» WHAT THE EXERCISE ASKS
Each line of the material below that holds the word "title" needs to be copied.

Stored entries
• • • •

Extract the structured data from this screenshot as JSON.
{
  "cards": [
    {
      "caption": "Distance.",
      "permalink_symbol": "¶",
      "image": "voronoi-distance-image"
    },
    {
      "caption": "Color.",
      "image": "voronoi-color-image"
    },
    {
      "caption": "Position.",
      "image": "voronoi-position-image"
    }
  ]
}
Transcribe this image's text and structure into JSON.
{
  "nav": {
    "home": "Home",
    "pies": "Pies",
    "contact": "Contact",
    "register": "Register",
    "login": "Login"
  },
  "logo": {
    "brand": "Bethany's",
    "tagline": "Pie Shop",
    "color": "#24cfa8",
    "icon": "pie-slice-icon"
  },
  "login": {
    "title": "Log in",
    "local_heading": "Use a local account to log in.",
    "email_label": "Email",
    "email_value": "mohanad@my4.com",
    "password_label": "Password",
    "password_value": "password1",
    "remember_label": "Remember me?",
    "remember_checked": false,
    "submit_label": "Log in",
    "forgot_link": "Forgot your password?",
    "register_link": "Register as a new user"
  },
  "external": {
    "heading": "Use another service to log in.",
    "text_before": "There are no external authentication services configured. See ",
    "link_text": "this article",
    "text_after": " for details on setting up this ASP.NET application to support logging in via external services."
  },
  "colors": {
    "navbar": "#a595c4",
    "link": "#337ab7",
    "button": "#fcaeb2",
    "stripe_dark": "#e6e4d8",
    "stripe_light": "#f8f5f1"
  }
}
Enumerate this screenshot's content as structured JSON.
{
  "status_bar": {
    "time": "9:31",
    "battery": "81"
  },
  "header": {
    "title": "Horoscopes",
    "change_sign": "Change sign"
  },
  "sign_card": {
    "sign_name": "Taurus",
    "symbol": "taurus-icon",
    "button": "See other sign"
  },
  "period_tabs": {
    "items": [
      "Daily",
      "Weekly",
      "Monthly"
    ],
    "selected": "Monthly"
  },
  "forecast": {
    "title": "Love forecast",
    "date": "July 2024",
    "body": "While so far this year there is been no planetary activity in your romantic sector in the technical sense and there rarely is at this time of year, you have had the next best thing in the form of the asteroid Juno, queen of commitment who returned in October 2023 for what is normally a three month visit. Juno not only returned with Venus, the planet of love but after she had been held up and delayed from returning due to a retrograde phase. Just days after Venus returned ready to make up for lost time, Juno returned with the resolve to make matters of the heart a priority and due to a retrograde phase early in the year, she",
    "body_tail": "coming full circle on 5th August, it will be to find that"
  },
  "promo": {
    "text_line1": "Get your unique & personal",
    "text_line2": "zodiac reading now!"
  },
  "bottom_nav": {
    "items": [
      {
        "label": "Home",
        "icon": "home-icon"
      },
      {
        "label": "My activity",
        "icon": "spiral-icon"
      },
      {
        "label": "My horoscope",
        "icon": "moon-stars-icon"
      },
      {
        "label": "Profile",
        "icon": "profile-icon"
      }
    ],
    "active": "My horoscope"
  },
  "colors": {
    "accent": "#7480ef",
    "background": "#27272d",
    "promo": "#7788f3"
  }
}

• • • •

» EXERCISE SOLUTION
    "title": "Log in",
    "title": "Horoscopes",
    "title": "Love forecast",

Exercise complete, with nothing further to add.